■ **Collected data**
________
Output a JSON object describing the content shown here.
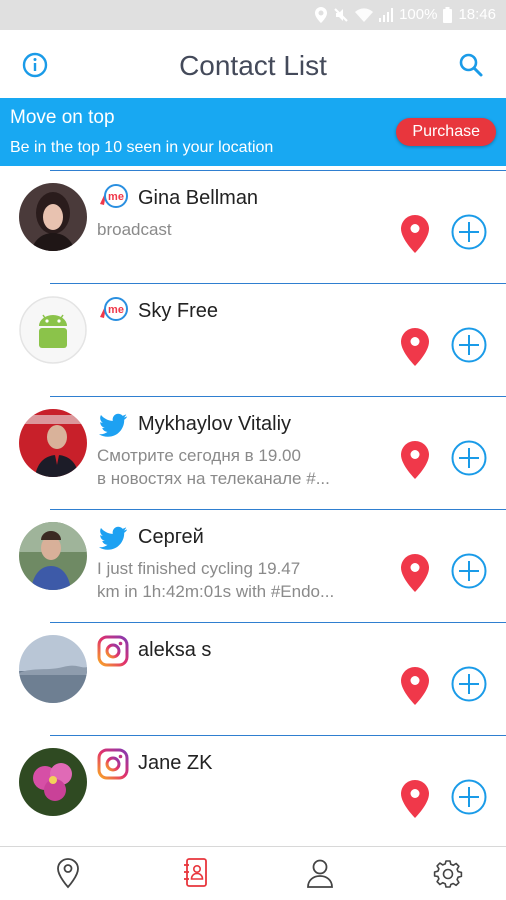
{
  "status_bar": {
    "battery": "100%",
    "time": "18:46"
  },
  "header": {
    "title": "Contact List"
  },
  "promo": {
    "title": "Move on top",
    "subtitle": "Be in the top 10 seen in your location",
    "button_label": "Purchase"
  },
  "contacts": [
    {
      "name": "Gina Bellman",
      "status": "broadcast",
      "source": "me-icon"
    },
    {
      "name": "Sky Free",
      "status": "",
      "source": "me-icon"
    },
    {
      "name": "Mykhaylov Vitaliy",
      "status": "Смотрите сегодня в 19.00\nв новостях на телеканале #...",
      "source": "twitter-icon"
    },
    {
      "name": "Сергей",
      "status": "I just finished cycling 19.47\nkm in 1h:42m:01s with #Endo...",
      "source": "twitter-icon"
    },
    {
      "name": "aleksa s",
      "status": "",
      "source": "instagram-icon"
    },
    {
      "name": "Jane ZK",
      "status": "",
      "source": "instagram-icon"
    }
  ],
  "colors": {
    "accent": "#18a8f2",
    "purchase": "#e8363d",
    "divider": "#2f7fd0",
    "pin": "#f0384a",
    "active_nav": "#e8363d"
  },
  "bottom_nav": [
    "map-pin-icon",
    "contacts-book-icon",
    "profile-icon",
    "settings-icon"
  ]
}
________
■ **Problem**
Copy the entries exactly. Leave out the images.

■ **Response**
Output a JSON object describing the content shown here.
{
  "status_bar": {
    "battery": "100%",
    "time": "18:46"
  },
  "header": {
    "title": "Contact List"
  },
  "promo": {
    "title": "Move on top",
    "subtitle": "Be in the top 10 seen in your location",
    "button_label": "Purchase"
  },
  "contacts": [
    {
      "name": "Gina Bellman",
      "status": "broadcast",
      "source": "me-icon"
    },
    {
      "name": "Sky Free",
      "status": "",
      "source": "me-icon"
    },
    {
      "name": "Mykhaylov Vitaliy",
      "status": "Смотрите сегодня в 19.00\nв новостях на телеканале #...",
      "source": "twitter-icon"
    },
    {
      "name": "Сергей",
      "status": "I just finished cycling 19.47\nkm in 1h:42m:01s with #Endo...",
      "source": "twitter-icon"
    },
    {
      "name": "aleksa s",
      "status": "",
      "source": "instagram-icon"
    },
    {
      "name": "Jane ZK",
      "status": "",
      "source": "instagram-icon"
    }
  ],
  "colors": {
    "accent": "#18a8f2",
    "purchase": "#e8363d",
    "divider": "#2f7fd0",
    "pin": "#f0384a",
    "active_nav": "#e8363d"
  },
  "bottom_nav": [
    "map-pin-icon",
    "contacts-book-icon",
    "profile-icon",
    "settings-icon"
  ]
}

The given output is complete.